_Given instruction_: Copy out all of the data exactly as it appears.

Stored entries
● ● ● ● ●

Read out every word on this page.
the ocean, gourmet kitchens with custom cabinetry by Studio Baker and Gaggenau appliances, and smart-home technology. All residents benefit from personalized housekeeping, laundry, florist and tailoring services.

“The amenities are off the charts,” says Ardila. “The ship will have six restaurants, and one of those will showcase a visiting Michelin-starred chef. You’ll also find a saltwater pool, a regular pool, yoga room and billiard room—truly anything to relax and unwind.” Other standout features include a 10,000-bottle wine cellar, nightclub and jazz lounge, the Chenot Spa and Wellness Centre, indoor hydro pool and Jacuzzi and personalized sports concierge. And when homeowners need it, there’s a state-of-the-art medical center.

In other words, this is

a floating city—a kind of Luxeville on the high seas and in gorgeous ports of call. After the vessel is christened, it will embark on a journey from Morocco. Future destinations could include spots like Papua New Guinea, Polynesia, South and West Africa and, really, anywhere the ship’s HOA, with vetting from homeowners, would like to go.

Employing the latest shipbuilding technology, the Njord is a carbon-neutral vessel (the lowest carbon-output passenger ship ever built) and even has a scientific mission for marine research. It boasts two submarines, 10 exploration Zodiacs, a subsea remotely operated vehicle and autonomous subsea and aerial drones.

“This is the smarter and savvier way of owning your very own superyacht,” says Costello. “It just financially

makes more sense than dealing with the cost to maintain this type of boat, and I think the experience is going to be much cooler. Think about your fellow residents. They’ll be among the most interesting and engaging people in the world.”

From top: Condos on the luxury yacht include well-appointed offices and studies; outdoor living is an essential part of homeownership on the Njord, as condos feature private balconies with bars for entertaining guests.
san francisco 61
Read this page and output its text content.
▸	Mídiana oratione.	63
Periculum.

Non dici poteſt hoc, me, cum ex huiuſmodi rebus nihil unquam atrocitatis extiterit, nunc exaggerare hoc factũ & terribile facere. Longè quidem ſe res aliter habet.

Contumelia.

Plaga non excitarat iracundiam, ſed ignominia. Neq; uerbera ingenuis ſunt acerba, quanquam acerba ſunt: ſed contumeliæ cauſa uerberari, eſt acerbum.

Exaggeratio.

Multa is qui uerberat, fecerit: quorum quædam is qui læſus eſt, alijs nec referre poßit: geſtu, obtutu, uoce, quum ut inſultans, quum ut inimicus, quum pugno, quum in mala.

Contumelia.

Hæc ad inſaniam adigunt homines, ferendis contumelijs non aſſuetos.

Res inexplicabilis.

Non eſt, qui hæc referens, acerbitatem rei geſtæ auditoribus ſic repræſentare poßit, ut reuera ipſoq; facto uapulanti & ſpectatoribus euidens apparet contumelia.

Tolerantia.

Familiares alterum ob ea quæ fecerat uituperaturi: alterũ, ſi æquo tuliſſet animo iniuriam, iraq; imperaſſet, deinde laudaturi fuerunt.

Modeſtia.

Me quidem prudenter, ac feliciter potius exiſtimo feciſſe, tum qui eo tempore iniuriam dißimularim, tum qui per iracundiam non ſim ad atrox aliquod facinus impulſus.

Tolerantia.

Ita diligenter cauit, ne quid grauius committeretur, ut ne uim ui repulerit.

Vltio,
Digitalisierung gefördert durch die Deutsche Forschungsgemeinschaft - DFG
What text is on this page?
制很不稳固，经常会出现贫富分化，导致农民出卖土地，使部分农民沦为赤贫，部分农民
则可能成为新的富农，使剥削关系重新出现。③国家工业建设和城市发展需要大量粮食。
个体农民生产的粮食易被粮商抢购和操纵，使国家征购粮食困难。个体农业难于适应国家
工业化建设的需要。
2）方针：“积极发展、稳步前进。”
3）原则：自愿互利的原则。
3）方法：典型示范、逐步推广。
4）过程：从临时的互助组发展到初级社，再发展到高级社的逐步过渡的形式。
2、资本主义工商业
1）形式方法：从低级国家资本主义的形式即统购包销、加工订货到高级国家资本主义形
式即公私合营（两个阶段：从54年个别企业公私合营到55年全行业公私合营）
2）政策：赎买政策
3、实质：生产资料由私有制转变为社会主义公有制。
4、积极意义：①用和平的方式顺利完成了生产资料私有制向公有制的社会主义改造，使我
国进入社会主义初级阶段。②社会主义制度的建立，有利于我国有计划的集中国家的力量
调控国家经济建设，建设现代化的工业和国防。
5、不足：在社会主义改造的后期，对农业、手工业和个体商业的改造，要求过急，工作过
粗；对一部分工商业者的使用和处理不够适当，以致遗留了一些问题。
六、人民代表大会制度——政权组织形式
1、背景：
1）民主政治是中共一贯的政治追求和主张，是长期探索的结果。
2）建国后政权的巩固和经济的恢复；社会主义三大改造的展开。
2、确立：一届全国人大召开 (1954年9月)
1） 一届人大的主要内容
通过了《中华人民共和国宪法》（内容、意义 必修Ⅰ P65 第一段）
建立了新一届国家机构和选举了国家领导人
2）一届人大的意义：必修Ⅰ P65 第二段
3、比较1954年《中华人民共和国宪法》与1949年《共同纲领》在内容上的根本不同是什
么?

● ● ● ● ●

_Response_:
Read out every word on this page.
the ocean, gourmet kitchens with custom cabinetry by Studio Baker and Gaggenau appliances, and smart-home technology. All residents benefit from personalized housekeeping, laundry, florist and tailoring services.

“The amenities are off the charts,” says Ardila. “The ship will have six restaurants, and one of those will showcase a visiting Michelin-starred chef. You’ll also find a saltwater pool, a regular pool, yoga room and billiard room—truly anything to relax and unwind.” Other standout features include a 10,000-bottle wine cellar, nightclub and jazz lounge, the Chenot Spa and Wellness Centre, indoor hydro pool and Jacuzzi and personalized sports concierge. And when homeowners need it, there’s a state-of-the-art medical center.

In other words, this is

a floating city—a kind of Luxeville on the high seas and in gorgeous ports of call. After the vessel is christened, it will embark on a journey from Morocco. Future destinations could include spots like Papua New Guinea, Polynesia, South and West Africa and, really, anywhere the ship’s HOA, with vetting from homeowners, would like to go.

Employing the latest shipbuilding technology, the Njord is a carbon-neutral vessel (the lowest carbon-output passenger ship ever built) and even has a scientific mission for marine research. It boasts two submarines, 10 exploration Zodiacs, a subsea remotely operated vehicle and autonomous subsea and aerial drones.

“This is the smarter and savvier way of owning your very own superyacht,” says Costello. “It just financially

makes more sense than dealing with the cost to maintain this type of boat, and I think the experience is going to be much cooler. Think about your fellow residents. They’ll be among the most interesting and engaging people in the world.”

From top: Condos on the luxury yacht include well-appointed offices and studies; outdoor living is an essential part of homeownership on the Njord, as condos feature private balconies with bars for entertaining guests.
san francisco 61
Read this page and output its text content.
▸	Mídiana oratione.	63
Periculum.

Non dici poteſt hoc, me, cum ex huiuſmodi rebus nihil unquam atrocitatis extiterit, nunc exaggerare hoc factũ & terribile facere. Longè quidem ſe res aliter habet.

Contumelia.

Plaga non excitarat iracundiam, ſed ignominia. Neq; uerbera ingenuis ſunt acerba, quanquam acerba ſunt: ſed contumeliæ cauſa uerberari, eſt acerbum.

Exaggeratio.

Multa is qui uerberat, fecerit: quorum quædam is qui læſus eſt, alijs nec referre poßit: geſtu, obtutu, uoce, quum ut inſultans, quum ut inimicus, quum pugno, quum in mala.

Contumelia.

Hæc ad inſaniam adigunt homines, ferendis contumelijs non aſſuetos.

Res inexplicabilis.

Non eſt, qui hæc referens, acerbitatem rei geſtæ auditoribus ſic repræſentare poßit, ut reuera ipſoq; facto uapulanti & ſpectatoribus euidens apparet contumelia.

Tolerantia.

Familiares alterum ob ea quæ fecerat uituperaturi: alterũ, ſi æquo tuliſſet animo iniuriam, iraq; imperaſſet, deinde laudaturi fuerunt.

Modeſtia.

Me quidem prudenter, ac feliciter potius exiſtimo feciſſe, tum qui eo tempore iniuriam dißimularim, tum qui per iracundiam non ſim ad atrox aliquod facinus impulſus.

Tolerantia.

Ita diligenter cauit, ne quid grauius committeretur, ut ne uim ui repulerit.

Vltio,
Digitalisierung gefördert durch die Deutsche Forschungsgemeinschaft - DFG
What text is on this page?
制很不稳固，经常会出现贫富分化，导致农民出卖土地，使部分农民沦为赤贫，部分农民
则可能成为新的富农，使剥削关系重新出现。③国家工业建设和城市发展需要大量粮食。
个体农民生产的粮食易被粮商抢购和操纵，使国家征购粮食困难。个体农业难于适应国家
工业化建设的需要。
2）方针：“积极发展、稳步前进。”
3）原则：自愿互利的原则。
3）方法：典型示范、逐步推广。
4）过程：从临时的互助组发展到初级社，再发展到高级社的逐步过渡的形式。
2、资本主义工商业
1）形式方法：从低级国家资本主义的形式即统购包销、加工订货到高级国家资本主义形
式即公私合营（两个阶段：从54年个别企业公私合营到55年全行业公私合营）
2）政策：赎买政策
3、实质：生产资料由私有制转变为社会主义公有制。
4、积极意义：①用和平的方式顺利完成了生产资料私有制向公有制的社会主义改造，使我
国进入社会主义初级阶段。②社会主义制度的建立，有利于我国有计划的集中国家的力量
调控国家经济建设，建设现代化的工业和国防。
5、不足：在社会主义改造的后期，对农业、手工业和个体商业的改造，要求过急，工作过
粗；对一部分工商业者的使用和处理不够适当，以致遗留了一些问题。
六、人民代表大会制度——政权组织形式
1、背景：
1）民主政治是中共一贯的政治追求和主张，是长期探索的结果。
2）建国后政权的巩固和经济的恢复；社会主义三大改造的展开。
2、确立：一届全国人大召开 (1954年9月)
1） 一届人大的主要内容
通过了《中华人民共和国宪法》（内容、意义 必修Ⅰ P65 第一段）
建立了新一届国家机构和选举了国家领导人
2）一届人大的意义：必修Ⅰ P65 第二段
3、比较1954年《中华人民共和国宪法》与1949年《共同纲领》在内容上的根本不同是什
么?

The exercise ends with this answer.